• [Written task] Extract the stretch of lines that starts at the line with "Decode this chart: output" and ends at the last line of the data below. Give it exactly, without pictures.

• [Records provided]
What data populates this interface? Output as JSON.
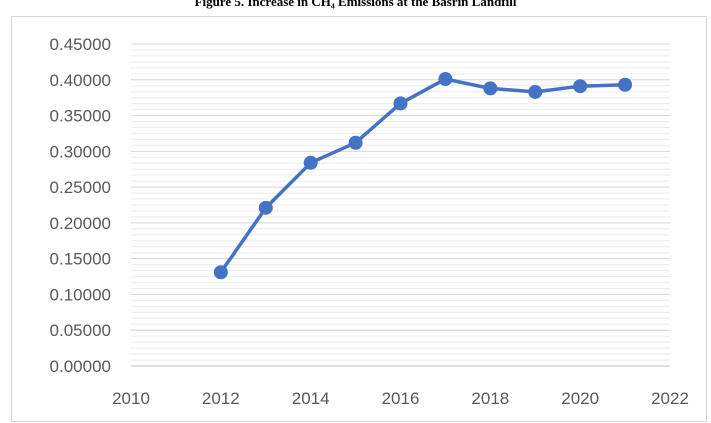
{
  "figure": {
    "caption": "Figure 5. Increase in CH₄ Emissions at the Basrin Landfill"
  },
  "chart_data": {
    "type": "scatter",
    "title": "",
    "xlabel": "",
    "ylabel": "",
    "xlim": [
      2010,
      2022
    ],
    "ylim": [
      0,
      0.45
    ],
    "x_ticks": [
      "2010",
      "2012",
      "2014",
      "2016",
      "2018",
      "2020",
      "2022"
    ],
    "y_ticks": [
      "0.00000",
      "0.05000",
      "0.10000",
      "0.15000",
      "0.20000",
      "0.25000",
      "0.30000",
      "0.35000",
      "0.40000",
      "0.45000"
    ],
    "grid": "horizontal",
    "legend": "none",
    "series": [
      {
        "x": [
          2012,
          2013,
          2014,
          2015,
          2016,
          2017,
          2018,
          2019,
          2020,
          2021
        ],
        "y": [
          0.131,
          0.221,
          0.284,
          0.312,
          0.367,
          0.401,
          0.388,
          0.383,
          0.391,
          0.393
        ],
        "color": "#4472c4",
        "line": true
      }
    ]
  }
}
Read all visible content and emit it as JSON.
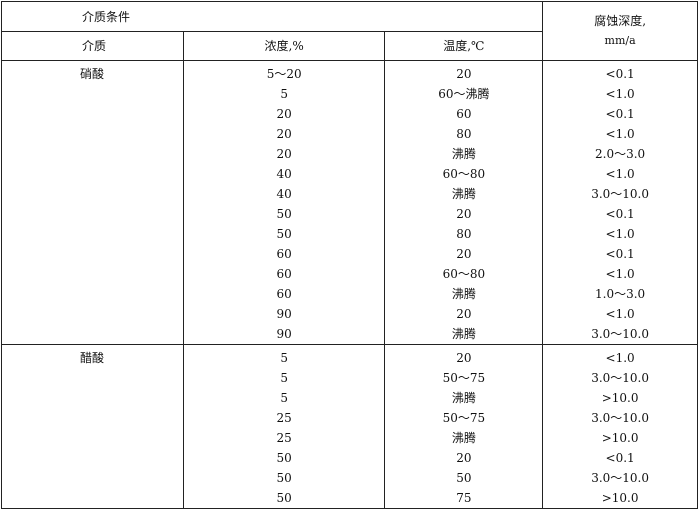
{
  "header": {
    "conditions": "介质条件",
    "depth": "腐蚀深度,",
    "depth_unit": "mm/a",
    "medium": "介质",
    "concentration": "浓度,%",
    "temperature": "温度,℃"
  },
  "groups": [
    {
      "medium": "硝酸",
      "rows": [
        [
          "5～20",
          "20",
          "<0.1"
        ],
        [
          "5",
          "60～沸腾",
          "<1.0"
        ],
        [
          "20",
          "60",
          "<0.1"
        ],
        [
          "20",
          "80",
          "<1.0"
        ],
        [
          "20",
          "沸腾",
          "2.0～3.0"
        ],
        [
          "40",
          "60～80",
          "<1.0"
        ],
        [
          "40",
          "沸腾",
          "3.0～10.0"
        ],
        [
          "50",
          "20",
          "<0.1"
        ],
        [
          "50",
          "80",
          "<1.0"
        ],
        [
          "60",
          "20",
          "<0.1"
        ],
        [
          "60",
          "60～80",
          "<1.0"
        ],
        [
          "60",
          "沸腾",
          "1.0～3.0"
        ],
        [
          "90",
          "20",
          "<1.0"
        ],
        [
          "90",
          "沸腾",
          "3.0～10.0"
        ]
      ]
    },
    {
      "medium": "醋酸",
      "rows": [
        [
          "5",
          "20",
          "<1.0"
        ],
        [
          "5",
          "50～75",
          "3.0～10.0"
        ],
        [
          "5",
          "沸腾",
          ">10.0"
        ],
        [
          "25",
          "50～75",
          "3.0～10.0"
        ],
        [
          "25",
          "沸腾",
          ">10.0"
        ],
        [
          "50",
          "20",
          "<0.1"
        ],
        [
          "50",
          "50",
          "3.0～10.0"
        ],
        [
          "50",
          "75",
          ">10.0"
        ]
      ]
    }
  ]
}
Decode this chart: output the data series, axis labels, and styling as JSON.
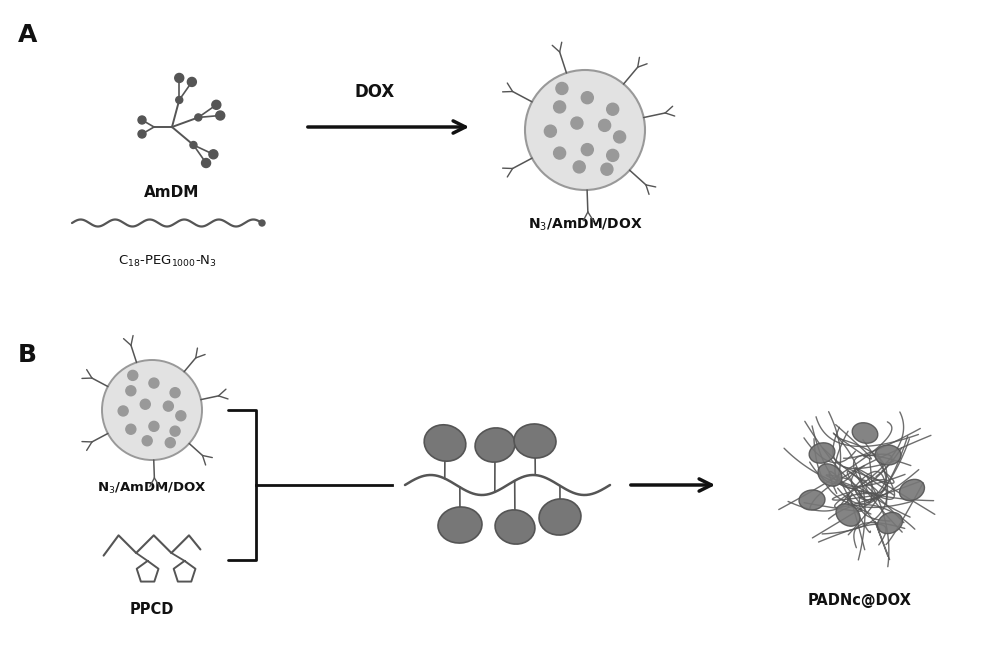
{
  "bg_color": "#ffffff",
  "panel_A_label": "A",
  "panel_B_label": "B",
  "label_AmDM": "AmDM",
  "label_C18PEG": "C$_{18}$-PEG$_{1000}$-N$_3$",
  "label_N3AmDMDOX": "N$_3$/AmDM/DOX",
  "label_DOX": "DOX",
  "label_N3AmDMDOX_B": "N$_3$/AmDM/DOX",
  "label_PPCD": "PPCD",
  "label_PADNc": "PADNc@DOX",
  "gray_dark": "#555555",
  "gray_mid": "#777777",
  "gray_light": "#aaaaaa",
  "gray_very_light": "#d8d8d8",
  "black": "#111111"
}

• [Solution]
Decode this chart: output the data series, axis labels, and styling as JSON.
{
  "bg_color": "#ffffff",
  "panel_A_label": "A",
  "panel_B_label": "B",
  "label_AmDM": "AmDM",
  "label_C18PEG": "C$_{18}$-PEG$_{1000}$-N$_3$",
  "label_N3AmDMDOX": "N$_3$/AmDM/DOX",
  "label_DOX": "DOX",
  "label_N3AmDMDOX_B": "N$_3$/AmDM/DOX",
  "label_PPCD": "PPCD",
  "label_PADNc": "PADNc@DOX",
  "gray_dark": "#555555",
  "gray_mid": "#777777",
  "gray_light": "#aaaaaa",
  "gray_very_light": "#d8d8d8",
  "black": "#111111"
}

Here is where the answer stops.